TASK: Please give the data below again in full, exactly as it stands.

■ ■ ■

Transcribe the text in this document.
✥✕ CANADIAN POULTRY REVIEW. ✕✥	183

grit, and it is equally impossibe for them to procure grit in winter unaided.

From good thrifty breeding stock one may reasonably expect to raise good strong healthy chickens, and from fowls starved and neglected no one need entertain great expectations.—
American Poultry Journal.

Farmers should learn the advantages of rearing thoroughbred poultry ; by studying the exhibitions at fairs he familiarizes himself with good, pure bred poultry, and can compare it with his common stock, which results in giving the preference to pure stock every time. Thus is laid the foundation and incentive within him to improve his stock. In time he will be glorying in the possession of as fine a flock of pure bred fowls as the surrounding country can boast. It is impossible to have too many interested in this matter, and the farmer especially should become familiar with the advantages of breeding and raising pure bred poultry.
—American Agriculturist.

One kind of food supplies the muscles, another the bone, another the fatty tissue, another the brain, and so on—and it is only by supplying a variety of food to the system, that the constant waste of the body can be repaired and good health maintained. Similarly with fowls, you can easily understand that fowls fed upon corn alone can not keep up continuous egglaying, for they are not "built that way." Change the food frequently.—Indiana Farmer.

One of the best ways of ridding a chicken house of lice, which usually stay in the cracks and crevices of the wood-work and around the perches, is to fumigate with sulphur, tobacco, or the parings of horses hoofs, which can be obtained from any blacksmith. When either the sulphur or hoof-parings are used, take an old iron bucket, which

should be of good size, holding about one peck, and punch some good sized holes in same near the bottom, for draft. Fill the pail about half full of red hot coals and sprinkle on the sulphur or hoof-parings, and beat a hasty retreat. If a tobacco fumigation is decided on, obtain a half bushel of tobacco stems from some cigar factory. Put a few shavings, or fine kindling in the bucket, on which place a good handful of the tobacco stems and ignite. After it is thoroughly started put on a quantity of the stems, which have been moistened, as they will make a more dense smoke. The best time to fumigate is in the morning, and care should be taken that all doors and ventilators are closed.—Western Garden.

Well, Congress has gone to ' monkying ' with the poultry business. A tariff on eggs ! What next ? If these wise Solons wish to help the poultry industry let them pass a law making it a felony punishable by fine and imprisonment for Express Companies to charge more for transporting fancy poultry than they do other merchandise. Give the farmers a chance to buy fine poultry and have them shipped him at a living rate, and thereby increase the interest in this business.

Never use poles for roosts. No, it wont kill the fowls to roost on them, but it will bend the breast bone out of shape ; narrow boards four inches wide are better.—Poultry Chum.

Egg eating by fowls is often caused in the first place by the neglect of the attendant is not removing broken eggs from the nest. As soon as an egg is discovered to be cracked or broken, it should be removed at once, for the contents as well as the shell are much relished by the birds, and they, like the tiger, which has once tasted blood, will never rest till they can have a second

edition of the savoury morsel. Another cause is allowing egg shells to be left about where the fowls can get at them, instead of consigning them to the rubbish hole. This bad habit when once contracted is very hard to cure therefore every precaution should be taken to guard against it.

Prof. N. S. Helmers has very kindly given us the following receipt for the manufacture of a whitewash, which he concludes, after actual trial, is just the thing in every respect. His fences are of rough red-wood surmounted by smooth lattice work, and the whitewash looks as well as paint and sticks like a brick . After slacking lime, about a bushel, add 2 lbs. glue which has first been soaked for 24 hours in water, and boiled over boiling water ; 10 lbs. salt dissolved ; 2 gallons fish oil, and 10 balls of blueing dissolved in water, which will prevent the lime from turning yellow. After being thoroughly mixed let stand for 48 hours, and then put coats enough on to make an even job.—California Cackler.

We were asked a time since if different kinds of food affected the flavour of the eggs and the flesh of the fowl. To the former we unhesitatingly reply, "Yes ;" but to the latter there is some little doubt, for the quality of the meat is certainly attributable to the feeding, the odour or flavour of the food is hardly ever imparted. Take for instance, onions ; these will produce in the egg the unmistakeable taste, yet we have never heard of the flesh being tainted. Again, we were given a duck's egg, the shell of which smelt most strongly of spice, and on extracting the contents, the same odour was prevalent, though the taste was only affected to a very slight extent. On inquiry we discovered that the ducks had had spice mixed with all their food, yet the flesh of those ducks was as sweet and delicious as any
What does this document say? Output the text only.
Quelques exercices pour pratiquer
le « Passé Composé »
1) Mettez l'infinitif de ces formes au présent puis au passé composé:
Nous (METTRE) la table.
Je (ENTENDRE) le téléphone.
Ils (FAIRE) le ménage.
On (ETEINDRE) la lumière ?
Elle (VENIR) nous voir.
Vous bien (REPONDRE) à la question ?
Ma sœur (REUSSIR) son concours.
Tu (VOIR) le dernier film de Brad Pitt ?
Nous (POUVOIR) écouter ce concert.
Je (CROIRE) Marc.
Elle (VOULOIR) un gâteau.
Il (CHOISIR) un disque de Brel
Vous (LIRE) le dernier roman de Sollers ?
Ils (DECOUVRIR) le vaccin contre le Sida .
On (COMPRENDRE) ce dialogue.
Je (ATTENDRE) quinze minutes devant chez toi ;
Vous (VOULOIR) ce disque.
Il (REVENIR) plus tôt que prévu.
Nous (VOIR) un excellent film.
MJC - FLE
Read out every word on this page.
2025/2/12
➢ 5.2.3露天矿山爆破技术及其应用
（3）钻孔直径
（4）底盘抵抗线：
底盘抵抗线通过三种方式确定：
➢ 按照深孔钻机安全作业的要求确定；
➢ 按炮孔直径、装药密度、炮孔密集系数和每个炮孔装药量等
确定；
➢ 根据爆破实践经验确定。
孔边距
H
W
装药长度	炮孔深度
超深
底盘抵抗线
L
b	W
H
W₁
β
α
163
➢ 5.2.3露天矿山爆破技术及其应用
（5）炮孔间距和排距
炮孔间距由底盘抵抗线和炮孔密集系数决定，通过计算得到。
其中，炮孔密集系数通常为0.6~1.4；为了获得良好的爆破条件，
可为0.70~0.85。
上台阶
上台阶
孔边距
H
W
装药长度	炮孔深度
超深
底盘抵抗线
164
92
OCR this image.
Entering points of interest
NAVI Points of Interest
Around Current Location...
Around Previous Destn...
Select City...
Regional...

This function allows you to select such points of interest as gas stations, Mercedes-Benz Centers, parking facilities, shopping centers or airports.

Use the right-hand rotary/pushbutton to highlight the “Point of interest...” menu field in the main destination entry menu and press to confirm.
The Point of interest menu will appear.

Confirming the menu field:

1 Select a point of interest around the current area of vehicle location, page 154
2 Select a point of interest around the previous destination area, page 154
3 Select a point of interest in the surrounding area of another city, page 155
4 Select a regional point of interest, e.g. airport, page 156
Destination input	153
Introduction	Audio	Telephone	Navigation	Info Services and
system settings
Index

■ ■ ■

EXPECTED ANSWER:
Transcribe the text in this document.
✥✕ CANADIAN POULTRY REVIEW. ✕✥	183

grit, and it is equally impossibe for them to procure grit in winter unaided.

From good thrifty breeding stock one may reasonably expect to raise good strong healthy chickens, and from fowls starved and neglected no one need entertain great expectations.—
American Poultry Journal.

Farmers should learn the advantages of rearing thoroughbred poultry ; by studying the exhibitions at fairs he familiarizes himself with good, pure bred poultry, and can compare it with his common stock, which results in giving the preference to pure stock every time. Thus is laid the foundation and incentive within him to improve his stock. In time he will be glorying in the possession of as fine a flock of pure bred fowls as the surrounding country can boast. It is impossible to have too many interested in this matter, and the farmer especially should become familiar with the advantages of breeding and raising pure bred poultry.
—American Agriculturist.

One kind of food supplies the muscles, another the bone, another the fatty tissue, another the brain, and so on—and it is only by supplying a variety of food to the system, that the constant waste of the body can be repaired and good health maintained. Similarly with fowls, you can easily understand that fowls fed upon corn alone can not keep up continuous egglaying, for they are not "built that way." Change the food frequently.—Indiana Farmer.

One of the best ways of ridding a chicken house of lice, which usually stay in the cracks and crevices of the wood-work and around the perches, is to fumigate with sulphur, tobacco, or the parings of horses hoofs, which can be obtained from any blacksmith. When either the sulphur or hoof-parings are used, take an old iron bucket, which

should be of good size, holding about one peck, and punch some good sized holes in same near the bottom, for draft. Fill the pail about half full of red hot coals and sprinkle on the sulphur or hoof-parings, and beat a hasty retreat. If a tobacco fumigation is decided on, obtain a half bushel of tobacco stems from some cigar factory. Put a few shavings, or fine kindling in the bucket, on which place a good handful of the tobacco stems and ignite. After it is thoroughly started put on a quantity of the stems, which have been moistened, as they will make a more dense smoke. The best time to fumigate is in the morning, and care should be taken that all doors and ventilators are closed.—Western Garden.

Well, Congress has gone to ' monkying ' with the poultry business. A tariff on eggs ! What next ? If these wise Solons wish to help the poultry industry let them pass a law making it a felony punishable by fine and imprisonment for Express Companies to charge more for transporting fancy poultry than they do other merchandise. Give the farmers a chance to buy fine poultry and have them shipped him at a living rate, and thereby increase the interest in this business.

Never use poles for roosts. No, it wont kill the fowls to roost on them, but it will bend the breast bone out of shape ; narrow boards four inches wide are better.—Poultry Chum.

Egg eating by fowls is often caused in the first place by the neglect of the attendant is not removing broken eggs from the nest. As soon as an egg is discovered to be cracked or broken, it should be removed at once, for the contents as well as the shell are much relished by the birds, and they, like the tiger, which has once tasted blood, will never rest till they can have a second

edition of the savoury morsel. Another cause is allowing egg shells to be left about where the fowls can get at them, instead of consigning them to the rubbish hole. This bad habit when once contracted is very hard to cure therefore every precaution should be taken to guard against it.

Prof. N. S. Helmers has very kindly given us the following receipt for the manufacture of a whitewash, which he concludes, after actual trial, is just the thing in every respect. His fences are of rough red-wood surmounted by smooth lattice work, and the whitewash looks as well as paint and sticks like a brick . After slacking lime, about a bushel, add 2 lbs. glue which has first been soaked for 24 hours in water, and boiled over boiling water ; 10 lbs. salt dissolved ; 2 gallons fish oil, and 10 balls of blueing dissolved in water, which will prevent the lime from turning yellow. After being thoroughly mixed let stand for 48 hours, and then put coats enough on to make an even job.—California Cackler.

We were asked a time since if different kinds of food affected the flavour of the eggs and the flesh of the fowl. To the former we unhesitatingly reply, "Yes ;" but to the latter there is some little doubt, for the quality of the meat is certainly attributable to the feeding, the odour or flavour of the food is hardly ever imparted. Take for instance, onions ; these will produce in the egg the unmistakeable taste, yet we have never heard of the flesh being tainted. Again, we were given a duck's egg, the shell of which smelt most strongly of spice, and on extracting the contents, the same odour was prevalent, though the taste was only affected to a very slight extent. On inquiry we discovered that the ducks had had spice mixed with all their food, yet the flesh of those ducks was as sweet and delicious as any
What does this document say? Output the text only.
Quelques exercices pour pratiquer
le « Passé Composé »
1) Mettez l'infinitif de ces formes au présent puis au passé composé:
Nous (METTRE) la table.
Je (ENTENDRE) le téléphone.
Ils (FAIRE) le ménage.
On (ETEINDRE) la lumière ?
Elle (VENIR) nous voir.
Vous bien (REPONDRE) à la question ?
Ma sœur (REUSSIR) son concours.
Tu (VOIR) le dernier film de Brad Pitt ?
Nous (POUVOIR) écouter ce concert.
Je (CROIRE) Marc.
Elle (VOULOIR) un gâteau.
Il (CHOISIR) un disque de Brel
Vous (LIRE) le dernier roman de Sollers ?
Ils (DECOUVRIR) le vaccin contre le Sida .
On (COMPRENDRE) ce dialogue.
Je (ATTENDRE) quinze minutes devant chez toi ;
Vous (VOULOIR) ce disque.
Il (REVENIR) plus tôt que prévu.
Nous (VOIR) un excellent film.
MJC - FLE
Read out every word on this page.
2025/2/12
➢ 5.2.3露天矿山爆破技术及其应用
（3）钻孔直径
（4）底盘抵抗线：
底盘抵抗线通过三种方式确定：
➢ 按照深孔钻机安全作业的要求确定；
➢ 按炮孔直径、装药密度、炮孔密集系数和每个炮孔装药量等
确定；
➢ 根据爆破实践经验确定。
孔边距
H
W
装药长度	炮孔深度
超深
底盘抵抗线
L
b	W
H
W₁
β
α
163
➢ 5.2.3露天矿山爆破技术及其应用
（5）炮孔间距和排距
炮孔间距由底盘抵抗线和炮孔密集系数决定，通过计算得到。
其中，炮孔密集系数通常为0.6~1.4；为了获得良好的爆破条件，
可为0.70~0.85。
上台阶
上台阶
孔边距
H
W
装药长度	炮孔深度
超深
底盘抵抗线
164
92
OCR this image.
Entering points of interest
NAVI Points of Interest
Around Current Location...
Around Previous Destn...
Select City...
Regional...

This function allows you to select such points of interest as gas stations, Mercedes-Benz Centers, parking facilities, shopping centers or airports.

Use the right-hand rotary/pushbutton to highlight the “Point of interest...” menu field in the main destination entry menu and press to confirm.
The Point of interest menu will appear.

Confirming the menu field:

1 Select a point of interest around the current area of vehicle location, page 154
2 Select a point of interest around the previous destination area, page 154
3 Select a point of interest in the surrounding area of another city, page 155
4 Select a regional point of interest, e.g. airport, page 156
Destination input	153
Introduction	Audio	Telephone	Navigation	Info Services and
system settings
Index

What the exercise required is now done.